Task to carry out:
The complete listing should be restated exactly.

Start Materials provided

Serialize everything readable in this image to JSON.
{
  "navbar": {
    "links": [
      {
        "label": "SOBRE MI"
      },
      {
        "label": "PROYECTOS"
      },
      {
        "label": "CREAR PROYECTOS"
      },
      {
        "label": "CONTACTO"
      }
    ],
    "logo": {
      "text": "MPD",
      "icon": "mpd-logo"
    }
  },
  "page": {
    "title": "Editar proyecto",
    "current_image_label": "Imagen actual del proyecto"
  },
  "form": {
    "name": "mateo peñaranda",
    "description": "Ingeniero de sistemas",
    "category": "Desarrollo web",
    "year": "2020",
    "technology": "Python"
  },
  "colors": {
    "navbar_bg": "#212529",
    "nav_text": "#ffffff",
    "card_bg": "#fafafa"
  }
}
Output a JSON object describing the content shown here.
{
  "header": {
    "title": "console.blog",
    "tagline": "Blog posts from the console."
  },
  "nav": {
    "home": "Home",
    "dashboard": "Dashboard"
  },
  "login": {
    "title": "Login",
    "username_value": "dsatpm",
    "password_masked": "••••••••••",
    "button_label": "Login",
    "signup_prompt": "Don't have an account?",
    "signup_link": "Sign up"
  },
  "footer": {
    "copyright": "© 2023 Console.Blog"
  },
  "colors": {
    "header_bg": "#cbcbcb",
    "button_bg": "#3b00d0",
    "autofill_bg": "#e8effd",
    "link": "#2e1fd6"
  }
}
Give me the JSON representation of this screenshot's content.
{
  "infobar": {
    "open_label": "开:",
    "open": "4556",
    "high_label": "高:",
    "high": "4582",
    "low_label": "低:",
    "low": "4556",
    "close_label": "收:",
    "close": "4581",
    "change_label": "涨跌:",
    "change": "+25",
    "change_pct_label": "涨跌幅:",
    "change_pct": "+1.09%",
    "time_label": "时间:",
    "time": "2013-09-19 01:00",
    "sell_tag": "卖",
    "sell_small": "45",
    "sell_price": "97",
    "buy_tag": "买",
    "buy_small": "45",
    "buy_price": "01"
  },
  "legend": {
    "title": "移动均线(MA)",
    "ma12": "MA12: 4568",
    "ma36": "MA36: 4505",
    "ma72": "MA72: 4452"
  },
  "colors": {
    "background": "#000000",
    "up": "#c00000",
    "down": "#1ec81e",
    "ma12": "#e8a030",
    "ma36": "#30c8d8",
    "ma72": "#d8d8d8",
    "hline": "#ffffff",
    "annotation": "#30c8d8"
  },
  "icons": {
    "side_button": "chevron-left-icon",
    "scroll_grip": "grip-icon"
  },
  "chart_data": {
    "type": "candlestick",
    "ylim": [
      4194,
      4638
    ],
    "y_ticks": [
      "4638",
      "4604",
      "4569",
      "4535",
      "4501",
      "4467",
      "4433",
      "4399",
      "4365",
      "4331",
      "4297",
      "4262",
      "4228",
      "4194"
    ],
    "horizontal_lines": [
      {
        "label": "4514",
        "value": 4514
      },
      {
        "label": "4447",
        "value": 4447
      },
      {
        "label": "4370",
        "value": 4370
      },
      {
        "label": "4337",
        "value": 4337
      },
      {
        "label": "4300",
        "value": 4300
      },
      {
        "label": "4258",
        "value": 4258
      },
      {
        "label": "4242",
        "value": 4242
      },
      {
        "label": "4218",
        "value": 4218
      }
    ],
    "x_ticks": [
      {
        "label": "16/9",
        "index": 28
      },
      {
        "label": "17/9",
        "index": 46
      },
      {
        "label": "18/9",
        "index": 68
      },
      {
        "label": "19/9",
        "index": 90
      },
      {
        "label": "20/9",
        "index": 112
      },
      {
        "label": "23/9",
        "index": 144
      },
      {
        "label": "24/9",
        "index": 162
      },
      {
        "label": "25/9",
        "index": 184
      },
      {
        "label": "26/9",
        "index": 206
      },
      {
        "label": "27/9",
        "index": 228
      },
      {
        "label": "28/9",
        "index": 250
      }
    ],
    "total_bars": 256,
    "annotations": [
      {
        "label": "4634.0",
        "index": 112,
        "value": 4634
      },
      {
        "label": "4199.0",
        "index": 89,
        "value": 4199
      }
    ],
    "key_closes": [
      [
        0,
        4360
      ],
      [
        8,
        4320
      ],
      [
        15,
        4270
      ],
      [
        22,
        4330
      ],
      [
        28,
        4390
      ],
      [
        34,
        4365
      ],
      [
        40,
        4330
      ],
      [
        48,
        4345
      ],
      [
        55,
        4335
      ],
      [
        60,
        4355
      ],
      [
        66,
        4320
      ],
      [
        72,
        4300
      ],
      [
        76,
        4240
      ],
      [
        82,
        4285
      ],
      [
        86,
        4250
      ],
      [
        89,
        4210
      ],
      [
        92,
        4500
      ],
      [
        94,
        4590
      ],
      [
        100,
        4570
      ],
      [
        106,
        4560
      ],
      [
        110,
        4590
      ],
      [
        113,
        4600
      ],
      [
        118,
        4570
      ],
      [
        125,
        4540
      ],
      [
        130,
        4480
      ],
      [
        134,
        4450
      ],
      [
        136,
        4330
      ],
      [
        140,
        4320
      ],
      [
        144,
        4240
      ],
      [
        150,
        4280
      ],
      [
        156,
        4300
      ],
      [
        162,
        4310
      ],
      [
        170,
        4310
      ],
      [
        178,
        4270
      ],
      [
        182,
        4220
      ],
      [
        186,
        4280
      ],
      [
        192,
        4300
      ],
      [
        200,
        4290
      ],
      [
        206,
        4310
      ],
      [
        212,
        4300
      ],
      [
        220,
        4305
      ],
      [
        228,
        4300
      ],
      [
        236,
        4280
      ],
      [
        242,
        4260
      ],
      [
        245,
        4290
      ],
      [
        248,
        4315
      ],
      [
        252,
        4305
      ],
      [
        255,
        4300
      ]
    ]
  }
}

End Materials provided

Task result:
Serialize everything readable in this image to JSON.
{
  "navbar": {
    "links": [
      {
        "label": "SOBRE MI"
      },
      {
        "label": "PROYECTOS"
      },
      {
        "label": "CREAR PROYECTOS"
      },
      {
        "label": "CONTACTO"
      }
    ],
    "logo": {
      "text": "MPD",
      "icon": "mpd-logo"
    }
  },
  "page": {
    "title": "Editar proyecto",
    "current_image_label": "Imagen actual del proyecto"
  },
  "form": {
    "name": "mateo peñaranda",
    "description": "Ingeniero de sistemas",
    "category": "Desarrollo web",
    "year": "2020",
    "technology": "Python"
  },
  "colors": {
    "navbar_bg": "#212529",
    "nav_text": "#ffffff",
    "card_bg": "#fafafa"
  }
}
Output a JSON object describing the content shown here.
{
  "header": {
    "title": "console.blog",
    "tagline": "Blog posts from the console."
  },
  "nav": {
    "home": "Home",
    "dashboard": "Dashboard"
  },
  "login": {
    "title": "Login",
    "username_value": "dsatpm",
    "password_masked": "••••••••••",
    "button_label": "Login",
    "signup_prompt": "Don't have an account?",
    "signup_link": "Sign up"
  },
  "footer": {
    "copyright": "© 2023 Console.Blog"
  },
  "colors": {
    "header_bg": "#cbcbcb",
    "button_bg": "#3b00d0",
    "autofill_bg": "#e8effd",
    "link": "#2e1fd6"
  }
}
Give me the JSON representation of this screenshot's content.
{
  "infobar": {
    "open_label": "开:",
    "open": "4556",
    "high_label": "高:",
    "high": "4582",
    "low_label": "低:",
    "low": "4556",
    "close_label": "收:",
    "close": "4581",
    "change_label": "涨跌:",
    "change": "+25",
    "change_pct_label": "涨跌幅:",
    "change_pct": "+1.09%",
    "time_label": "时间:",
    "time": "2013-09-19 01:00",
    "sell_tag": "卖",
    "sell_small": "45",
    "sell_price": "97",
    "buy_tag": "买",
    "buy_small": "45",
    "buy_price": "01"
  },
  "legend": {
    "title": "移动均线(MA)",
    "ma12": "MA12: 4568",
    "ma36": "MA36: 4505",
    "ma72": "MA72: 4452"
  },
  "colors": {
    "background": "#000000",
    "up": "#c00000",
    "down": "#1ec81e",
    "ma12": "#e8a030",
    "ma36": "#30c8d8",
    "ma72": "#d8d8d8",
    "hline": "#ffffff",
    "annotation": "#30c8d8"
  },
  "icons": {
    "side_button": "chevron-left-icon",
    "scroll_grip": "grip-icon"
  },
  "chart_data": {
    "type": "candlestick",
    "ylim": [
      4194,
      4638
    ],
    "y_ticks": [
      "4638",
      "4604",
      "4569",
      "4535",
      "4501",
      "4467",
      "4433",
      "4399",
      "4365",
      "4331",
      "4297",
      "4262",
      "4228",
      "4194"
    ],
    "horizontal_lines": [
      {
        "label": "4514",
        "value": 4514
      },
      {
        "label": "4447",
        "value": 4447
      },
      {
        "label": "4370",
        "value": 4370
      },
      {
        "label": "4337",
        "value": 4337
      },
      {
        "label": "4300",
        "value": 4300
      },
      {
        "label": "4258",
        "value": 4258
      },
      {
        "label": "4242",
        "value": 4242
      },
      {
        "label": "4218",
        "value": 4218
      }
    ],
    "x_ticks": [
      {
        "label": "16/9",
        "index": 28
      },
      {
        "label": "17/9",
        "index": 46
      },
      {
        "label": "18/9",
        "index": 68
      },
      {
        "label": "19/9",
        "index": 90
      },
      {
        "label": "20/9",
        "index": 112
      },
      {
        "label": "23/9",
        "index": 144
      },
      {
        "label": "24/9",
        "index": 162
      },
      {
        "label": "25/9",
        "index": 184
      },
      {
        "label": "26/9",
        "index": 206
      },
      {
        "label": "27/9",
        "index": 228
      },
      {
        "label": "28/9",
        "index": 250
      }
    ],
    "total_bars": 256,
    "annotations": [
      {
        "label": "4634.0",
        "index": 112,
        "value": 4634
      },
      {
        "label": "4199.0",
        "index": 89,
        "value": 4199
      }
    ],
    "key_closes": [
      [
        0,
        4360
      ],
      [
        8,
        4320
      ],
      [
        15,
        4270
      ],
      [
        22,
        4330
      ],
      [
        28,
        4390
      ],
      [
        34,
        4365
      ],
      [
        40,
        4330
      ],
      [
        48,
        4345
      ],
      [
        55,
        4335
      ],
      [
        60,
        4355
      ],
      [
        66,
        4320
      ],
      [
        72,
        4300
      ],
      [
        76,
        4240
      ],
      [
        82,
        4285
      ],
      [
        86,
        4250
      ],
      [
        89,
        4210
      ],
      [
        92,
        4500
      ],
      [
        94,
        4590
      ],
      [
        100,
        4570
      ],
      [
        106,
        4560
      ],
      [
        110,
        4590
      ],
      [
        113,
        4600
      ],
      [
        118,
        4570
      ],
      [
        125,
        4540
      ],
      [
        130,
        4480
      ],
      [
        134,
        4450
      ],
      [
        136,
        4330
      ],
      [
        140,
        4320
      ],
      [
        144,
        4240
      ],
      [
        150,
        4280
      ],
      [
        156,
        4300
      ],
      [
        162,
        4310
      ],
      [
        170,
        4310
      ],
      [
        178,
        4270
      ],
      [
        182,
        4220
      ],
      [
        186,
        4280
      ],
      [
        192,
        4300
      ],
      [
        200,
        4290
      ],
      [
        206,
        4310
      ],
      [
        212,
        4300
      ],
      [
        220,
        4305
      ],
      [
        228,
        4300
      ],
      [
        236,
        4280
      ],
      [
        242,
        4260
      ],
      [
        245,
        4290
      ],
      [
        248,
        4315
      ],
      [
        252,
        4305
      ],
      [
        255,
        4300
      ]
    ]
  }
}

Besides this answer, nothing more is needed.